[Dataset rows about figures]
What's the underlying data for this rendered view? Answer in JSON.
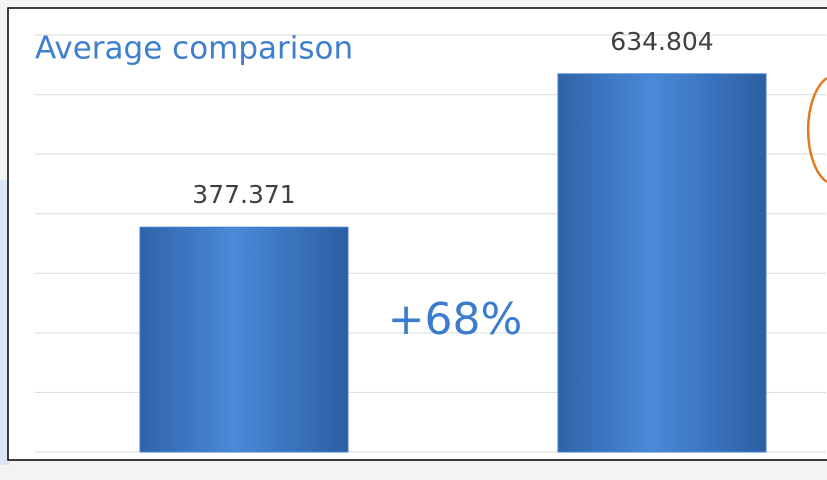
{
  "chart_data": {
    "type": "bar",
    "title": "Average comparison",
    "categories": [
      null,
      null
    ],
    "values": [
      377.371,
      634.804
    ],
    "color": "#3f7fcf",
    "annotations": [
      "+68%"
    ],
    "ylim": [
      0,
      700
    ],
    "yticks": [
      0,
      100,
      200,
      300,
      400,
      500,
      600,
      700
    ],
    "grid": true
  }
}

Problem details: Each entry gets copied exactly; the pictures stay out.

Response to this task:
What's the underlying data for this rendered view? Answer in JSON.
{
  "chart_data": {
    "type": "bar",
    "title": "Average comparison",
    "categories": [
      null,
      null
    ],
    "values": [
      377.371,
      634.804
    ],
    "color": "#3f7fcf",
    "annotations": [
      "+68%"
    ],
    "ylim": [
      0,
      700
    ],
    "yticks": [
      0,
      100,
      200,
      300,
      400,
      500,
      600,
      700
    ],
    "grid": true
  }
}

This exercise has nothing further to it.